▶ **Short task**: Which lines of the records contain "label"? Collect every one of them.

========

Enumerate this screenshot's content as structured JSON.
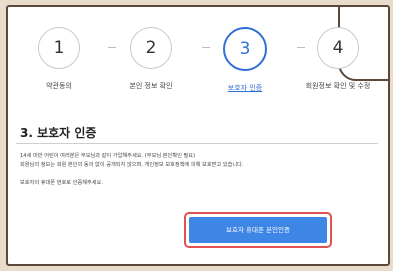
{
  "steps": [
    {
      "number": "1",
      "label": "약관동의",
      "active": false
    },
    {
      "number": "2",
      "label": "본인 정보 확인",
      "active": false
    },
    {
      "number": "3",
      "label": "보호자 인증",
      "active": true
    },
    {
      "number": "4",
      "label": "회원정보 확인 및 수정",
      "active": false
    }
  ],
  "section": {
    "title": "3. 보호자 인증",
    "lines": [
      "14세 미만 어린이 여러분은 부모님과 같이 가입해주세요. (부모님 본인확인 필요)",
      "회원님의 정보는 회원 본인의 동의 없이 공개되지 않으며, 개인정보 보호정책에 의해 보호받고 있습니다.",
      "보호자의 휴대폰 번호로 인증해주세요."
    ]
  },
  "button": {
    "label": "보호자 휴대폰 본인인증"
  },
  "colors": {
    "accent": "#2f6fd6",
    "button": "#3e86e6",
    "highlight": "#e05252"
  }
}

========

▶ **Solution to the exercise**:
      "label": "약관동의",
      "label": "본인 정보 확인",
      "label": "보호자 인증",
      "label": "회원정보 확인 및 수정",
    "label": "보호자 휴대폰 본인인증"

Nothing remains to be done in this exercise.